§ Request
Extract the full listing below without altering a single character.

------------------------------------

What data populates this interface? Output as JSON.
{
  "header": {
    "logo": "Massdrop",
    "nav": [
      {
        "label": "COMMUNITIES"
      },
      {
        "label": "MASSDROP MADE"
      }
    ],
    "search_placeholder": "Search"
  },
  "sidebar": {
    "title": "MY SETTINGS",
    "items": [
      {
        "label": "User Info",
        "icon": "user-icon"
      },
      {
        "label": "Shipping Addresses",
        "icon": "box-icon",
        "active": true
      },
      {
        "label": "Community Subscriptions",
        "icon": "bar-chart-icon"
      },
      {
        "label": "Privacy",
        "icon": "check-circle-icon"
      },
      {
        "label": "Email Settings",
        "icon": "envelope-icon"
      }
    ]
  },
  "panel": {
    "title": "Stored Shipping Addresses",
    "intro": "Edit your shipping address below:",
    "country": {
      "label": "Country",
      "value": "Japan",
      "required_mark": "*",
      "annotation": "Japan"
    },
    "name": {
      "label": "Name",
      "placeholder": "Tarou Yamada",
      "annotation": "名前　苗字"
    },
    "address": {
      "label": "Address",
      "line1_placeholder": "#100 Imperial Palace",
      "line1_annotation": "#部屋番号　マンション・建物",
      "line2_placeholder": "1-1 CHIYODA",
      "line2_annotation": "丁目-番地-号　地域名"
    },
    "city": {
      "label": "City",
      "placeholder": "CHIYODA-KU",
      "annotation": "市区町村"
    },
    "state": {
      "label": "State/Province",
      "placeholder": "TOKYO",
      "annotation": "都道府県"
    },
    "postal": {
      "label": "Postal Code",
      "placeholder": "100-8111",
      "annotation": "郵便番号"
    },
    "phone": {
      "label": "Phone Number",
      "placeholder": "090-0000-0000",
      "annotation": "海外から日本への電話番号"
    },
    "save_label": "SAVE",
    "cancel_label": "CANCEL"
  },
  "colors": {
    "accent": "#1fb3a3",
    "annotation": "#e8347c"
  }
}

------------------------------------

§ Response for this exercise
What data populates this interface? Output as JSON.
{
  "header": {
    "logo": "Massdrop",
    "nav": [
      {
        "label": "COMMUNITIES"
      },
      {
        "label": "MASSDROP MADE"
      }
    ],
    "search_placeholder": "Search"
  },
  "sidebar": {
    "title": "MY SETTINGS",
    "items": [
      {
        "label": "User Info",
        "icon": "user-icon"
      },
      {
        "label": "Shipping Addresses",
        "icon": "box-icon",
        "active": true
      },
      {
        "label": "Community Subscriptions",
        "icon": "bar-chart-icon"
      },
      {
        "label": "Privacy",
        "icon": "check-circle-icon"
      },
      {
        "label": "Email Settings",
        "icon": "envelope-icon"
      }
    ]
  },
  "panel": {
    "title": "Stored Shipping Addresses",
    "intro": "Edit your shipping address below:",
    "country": {
      "label": "Country",
      "value": "Japan",
      "required_mark": "*",
      "annotation": "Japan"
    },
    "name": {
      "label": "Name",
      "placeholder": "Tarou Yamada",
      "annotation": "名前　苗字"
    },
    "address": {
      "label": "Address",
      "line1_placeholder": "#100 Imperial Palace",
      "line1_annotation": "#部屋番号　マンション・建物",
      "line2_placeholder": "1-1 CHIYODA",
      "line2_annotation": "丁目-番地-号　地域名"
    },
    "city": {
      "label": "City",
      "placeholder": "CHIYODA-KU",
      "annotation": "市区町村"
    },
    "state": {
      "label": "State/Province",
      "placeholder": "TOKYO",
      "annotation": "都道府県"
    },
    "postal": {
      "label": "Postal Code",
      "placeholder": "100-8111",
      "annotation": "郵便番号"
    },
    "phone": {
      "label": "Phone Number",
      "placeholder": "090-0000-0000",
      "annotation": "海外から日本への電話番号"
    },
    "save_label": "SAVE",
    "cancel_label": "CANCEL"
  },
  "colors": {
    "accent": "#1fb3a3",
    "annotation": "#e8347c"
  }
}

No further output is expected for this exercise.